[DO THIS]
Every record below should be printed exactly as it appears.

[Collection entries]
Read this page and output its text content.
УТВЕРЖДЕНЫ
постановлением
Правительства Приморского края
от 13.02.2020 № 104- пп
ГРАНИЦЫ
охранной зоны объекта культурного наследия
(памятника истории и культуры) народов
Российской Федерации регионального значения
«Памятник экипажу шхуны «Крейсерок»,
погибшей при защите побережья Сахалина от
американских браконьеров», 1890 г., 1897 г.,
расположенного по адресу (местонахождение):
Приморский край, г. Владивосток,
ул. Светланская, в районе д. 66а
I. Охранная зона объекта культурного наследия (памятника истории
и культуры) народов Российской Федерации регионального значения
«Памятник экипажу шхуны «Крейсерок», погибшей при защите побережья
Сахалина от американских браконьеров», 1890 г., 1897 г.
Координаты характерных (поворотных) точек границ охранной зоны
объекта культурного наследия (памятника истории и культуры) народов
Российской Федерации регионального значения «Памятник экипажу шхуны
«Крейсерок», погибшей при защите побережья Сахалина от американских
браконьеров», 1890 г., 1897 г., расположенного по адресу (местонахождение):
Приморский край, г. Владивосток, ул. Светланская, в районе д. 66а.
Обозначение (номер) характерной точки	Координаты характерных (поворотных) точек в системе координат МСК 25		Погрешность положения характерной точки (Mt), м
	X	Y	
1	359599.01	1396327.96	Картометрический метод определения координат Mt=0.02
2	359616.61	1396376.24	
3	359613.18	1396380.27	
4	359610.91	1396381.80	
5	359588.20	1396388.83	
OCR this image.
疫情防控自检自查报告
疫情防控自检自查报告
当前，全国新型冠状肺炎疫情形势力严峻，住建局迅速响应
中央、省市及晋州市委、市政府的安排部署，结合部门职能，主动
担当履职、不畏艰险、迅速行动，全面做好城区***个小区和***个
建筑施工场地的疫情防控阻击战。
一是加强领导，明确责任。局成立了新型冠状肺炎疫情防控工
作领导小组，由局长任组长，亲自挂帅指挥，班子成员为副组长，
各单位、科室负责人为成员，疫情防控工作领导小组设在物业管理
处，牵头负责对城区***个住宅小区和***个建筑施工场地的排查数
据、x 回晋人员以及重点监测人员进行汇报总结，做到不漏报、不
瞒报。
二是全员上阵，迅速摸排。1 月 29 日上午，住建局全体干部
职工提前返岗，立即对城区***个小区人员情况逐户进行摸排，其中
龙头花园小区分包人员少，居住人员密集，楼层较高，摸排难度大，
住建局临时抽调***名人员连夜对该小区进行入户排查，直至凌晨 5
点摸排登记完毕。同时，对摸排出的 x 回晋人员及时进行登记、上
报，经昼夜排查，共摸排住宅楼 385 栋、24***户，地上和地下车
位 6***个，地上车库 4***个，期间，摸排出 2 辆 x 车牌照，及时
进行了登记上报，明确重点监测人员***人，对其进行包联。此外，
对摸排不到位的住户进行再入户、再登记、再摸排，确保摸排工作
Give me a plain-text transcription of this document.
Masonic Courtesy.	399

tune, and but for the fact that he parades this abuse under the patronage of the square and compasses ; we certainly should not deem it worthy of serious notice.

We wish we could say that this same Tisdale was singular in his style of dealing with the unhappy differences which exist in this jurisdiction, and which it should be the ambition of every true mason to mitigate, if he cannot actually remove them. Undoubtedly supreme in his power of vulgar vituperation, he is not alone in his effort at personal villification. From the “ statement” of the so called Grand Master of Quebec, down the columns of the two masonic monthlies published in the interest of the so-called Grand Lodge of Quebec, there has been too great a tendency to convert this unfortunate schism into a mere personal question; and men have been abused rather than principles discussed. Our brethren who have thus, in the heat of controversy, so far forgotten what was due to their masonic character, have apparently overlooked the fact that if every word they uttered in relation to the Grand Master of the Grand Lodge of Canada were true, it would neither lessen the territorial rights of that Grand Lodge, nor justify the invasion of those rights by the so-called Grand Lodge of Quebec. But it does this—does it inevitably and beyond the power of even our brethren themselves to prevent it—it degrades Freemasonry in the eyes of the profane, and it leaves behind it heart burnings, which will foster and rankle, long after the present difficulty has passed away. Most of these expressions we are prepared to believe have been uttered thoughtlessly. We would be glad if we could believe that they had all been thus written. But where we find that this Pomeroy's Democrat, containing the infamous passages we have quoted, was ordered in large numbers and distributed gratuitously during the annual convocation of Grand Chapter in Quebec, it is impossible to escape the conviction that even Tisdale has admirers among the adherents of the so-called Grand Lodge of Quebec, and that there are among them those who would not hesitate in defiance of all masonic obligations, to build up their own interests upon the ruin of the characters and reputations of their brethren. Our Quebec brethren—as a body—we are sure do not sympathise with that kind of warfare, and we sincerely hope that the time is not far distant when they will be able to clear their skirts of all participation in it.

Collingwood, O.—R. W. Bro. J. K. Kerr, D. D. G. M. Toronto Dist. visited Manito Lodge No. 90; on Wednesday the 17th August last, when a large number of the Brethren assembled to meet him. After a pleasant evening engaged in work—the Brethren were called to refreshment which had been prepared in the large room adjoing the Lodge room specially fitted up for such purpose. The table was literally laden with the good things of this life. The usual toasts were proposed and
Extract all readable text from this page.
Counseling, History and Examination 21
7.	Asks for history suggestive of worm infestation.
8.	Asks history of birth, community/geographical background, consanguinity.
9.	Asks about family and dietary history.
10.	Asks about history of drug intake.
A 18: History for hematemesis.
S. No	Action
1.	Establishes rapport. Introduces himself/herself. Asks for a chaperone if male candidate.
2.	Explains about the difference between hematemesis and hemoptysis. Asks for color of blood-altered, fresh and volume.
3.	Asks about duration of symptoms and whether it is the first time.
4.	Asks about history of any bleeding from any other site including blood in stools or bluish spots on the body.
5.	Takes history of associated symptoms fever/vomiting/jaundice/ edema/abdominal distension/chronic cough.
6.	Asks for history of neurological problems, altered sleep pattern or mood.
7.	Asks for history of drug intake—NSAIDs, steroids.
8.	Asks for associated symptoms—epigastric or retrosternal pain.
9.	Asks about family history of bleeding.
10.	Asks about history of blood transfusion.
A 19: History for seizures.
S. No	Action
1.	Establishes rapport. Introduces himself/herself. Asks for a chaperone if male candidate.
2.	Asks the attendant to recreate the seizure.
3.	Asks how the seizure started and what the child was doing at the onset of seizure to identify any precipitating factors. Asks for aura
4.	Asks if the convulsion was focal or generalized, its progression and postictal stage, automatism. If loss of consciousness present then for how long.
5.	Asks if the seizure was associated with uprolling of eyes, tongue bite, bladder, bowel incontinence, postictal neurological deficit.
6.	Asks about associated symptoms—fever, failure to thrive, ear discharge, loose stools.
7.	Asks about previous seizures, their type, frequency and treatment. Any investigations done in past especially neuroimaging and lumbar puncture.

[TASK RESPONSE]
Read this page and output its text content.
УТВЕРЖДЕНЫ
постановлением
Правительства Приморского края
от 13.02.2020 № 104- пп
ГРАНИЦЫ
охранной зоны объекта культурного наследия
(памятника истории и культуры) народов
Российской Федерации регионального значения
«Памятник экипажу шхуны «Крейсерок»,
погибшей при защите побережья Сахалина от
американских браконьеров», 1890 г., 1897 г.,
расположенного по адресу (местонахождение):
Приморский край, г. Владивосток,
ул. Светланская, в районе д. 66а
I. Охранная зона объекта культурного наследия (памятника истории
и культуры) народов Российской Федерации регионального значения
«Памятник экипажу шхуны «Крейсерок», погибшей при защите побережья
Сахалина от американских браконьеров», 1890 г., 1897 г.
Координаты характерных (поворотных) точек границ охранной зоны
объекта культурного наследия (памятника истории и культуры) народов
Российской Федерации регионального значения «Памятник экипажу шхуны
«Крейсерок», погибшей при защите побережья Сахалина от американских
браконьеров», 1890 г., 1897 г., расположенного по адресу (местонахождение):
Приморский край, г. Владивосток, ул. Светланская, в районе д. 66а.
Обозначение (номер) характерной точки	Координаты характерных (поворотных) точек в системе координат МСК 25		Погрешность положения характерной точки (Mt), м
	X	Y	
1	359599.01	1396327.96	Картометрический метод определения координат Mt=0.02
2	359616.61	1396376.24	
3	359613.18	1396380.27	
4	359610.91	1396381.80	
5	359588.20	1396388.83	
OCR this image.
疫情防控自检自查报告
疫情防控自检自查报告
当前，全国新型冠状肺炎疫情形势力严峻，住建局迅速响应
中央、省市及晋州市委、市政府的安排部署，结合部门职能，主动
担当履职、不畏艰险、迅速行动，全面做好城区***个小区和***个
建筑施工场地的疫情防控阻击战。
一是加强领导，明确责任。局成立了新型冠状肺炎疫情防控工
作领导小组，由局长任组长，亲自挂帅指挥，班子成员为副组长，
各单位、科室负责人为成员，疫情防控工作领导小组设在物业管理
处，牵头负责对城区***个住宅小区和***个建筑施工场地的排查数
据、x 回晋人员以及重点监测人员进行汇报总结，做到不漏报、不
瞒报。
二是全员上阵，迅速摸排。1 月 29 日上午，住建局全体干部
职工提前返岗，立即对城区***个小区人员情况逐户进行摸排，其中
龙头花园小区分包人员少，居住人员密集，楼层较高，摸排难度大，
住建局临时抽调***名人员连夜对该小区进行入户排查，直至凌晨 5
点摸排登记完毕。同时，对摸排出的 x 回晋人员及时进行登记、上
报，经昼夜排查，共摸排住宅楼 385 栋、24***户，地上和地下车
位 6***个，地上车库 4***个，期间，摸排出 2 辆 x 车牌照，及时
进行了登记上报，明确重点监测人员***人，对其进行包联。此外，
对摸排不到位的住户进行再入户、再登记、再摸排，确保摸排工作
Give me a plain-text transcription of this document.
Masonic Courtesy.	399

tune, and but for the fact that he parades this abuse under the patronage of the square and compasses ; we certainly should not deem it worthy of serious notice.

We wish we could say that this same Tisdale was singular in his style of dealing with the unhappy differences which exist in this jurisdiction, and which it should be the ambition of every true mason to mitigate, if he cannot actually remove them. Undoubtedly supreme in his power of vulgar vituperation, he is not alone in his effort at personal villification. From the “ statement” of the so called Grand Master of Quebec, down the columns of the two masonic monthlies published in the interest of the so-called Grand Lodge of Quebec, there has been too great a tendency to convert this unfortunate schism into a mere personal question; and men have been abused rather than principles discussed. Our brethren who have thus, in the heat of controversy, so far forgotten what was due to their masonic character, have apparently overlooked the fact that if every word they uttered in relation to the Grand Master of the Grand Lodge of Canada were true, it would neither lessen the territorial rights of that Grand Lodge, nor justify the invasion of those rights by the so-called Grand Lodge of Quebec. But it does this—does it inevitably and beyond the power of even our brethren themselves to prevent it—it degrades Freemasonry in the eyes of the profane, and it leaves behind it heart burnings, which will foster and rankle, long after the present difficulty has passed away. Most of these expressions we are prepared to believe have been uttered thoughtlessly. We would be glad if we could believe that they had all been thus written. But where we find that this Pomeroy's Democrat, containing the infamous passages we have quoted, was ordered in large numbers and distributed gratuitously during the annual convocation of Grand Chapter in Quebec, it is impossible to escape the conviction that even Tisdale has admirers among the adherents of the so-called Grand Lodge of Quebec, and that there are among them those who would not hesitate in defiance of all masonic obligations, to build up their own interests upon the ruin of the characters and reputations of their brethren. Our Quebec brethren—as a body—we are sure do not sympathise with that kind of warfare, and we sincerely hope that the time is not far distant when they will be able to clear their skirts of all participation in it.

Collingwood, O.—R. W. Bro. J. K. Kerr, D. D. G. M. Toronto Dist. visited Manito Lodge No. 90; on Wednesday the 17th August last, when a large number of the Brethren assembled to meet him. After a pleasant evening engaged in work—the Brethren were called to refreshment which had been prepared in the large room adjoing the Lodge room specially fitted up for such purpose. The table was literally laden with the good things of this life. The usual toasts were proposed and
Extract all readable text from this page.
Counseling, History and Examination 21
7.	Asks for history suggestive of worm infestation.
8.	Asks history of birth, community/geographical background, consanguinity.
9.	Asks about family and dietary history.
10.	Asks about history of drug intake.
A 18: History for hematemesis.
S. No	Action
1.	Establishes rapport. Introduces himself/herself. Asks for a chaperone if male candidate.
2.	Explains about the difference between hematemesis and hemoptysis. Asks for color of blood-altered, fresh and volume.
3.	Asks about duration of symptoms and whether it is the first time.
4.	Asks about history of any bleeding from any other site including blood in stools or bluish spots on the body.
5.	Takes history of associated symptoms fever/vomiting/jaundice/ edema/abdominal distension/chronic cough.
6.	Asks for history of neurological problems, altered sleep pattern or mood.
7.	Asks for history of drug intake—NSAIDs, steroids.
8.	Asks for associated symptoms—epigastric or retrosternal pain.
9.	Asks about family history of bleeding.
10.	Asks about history of blood transfusion.
A 19: History for seizures.
S. No	Action
1.	Establishes rapport. Introduces himself/herself. Asks for a chaperone if male candidate.
2.	Asks the attendant to recreate the seizure.
3.	Asks how the seizure started and what the child was doing at the onset of seizure to identify any precipitating factors. Asks for aura
4.	Asks if the convulsion was focal or generalized, its progression and postictal stage, automatism. If loss of consciousness present then for how long.
5.	Asks if the seizure was associated with uprolling of eyes, tongue bite, bladder, bowel incontinence, postictal neurological deficit.
6.	Asks about associated symptoms—fever, failure to thrive, ear discharge, loose stools.
7.	Asks about previous seizures, their type, frequency and treatment. Any investigations done in past especially neuroimaging and lumbar puncture.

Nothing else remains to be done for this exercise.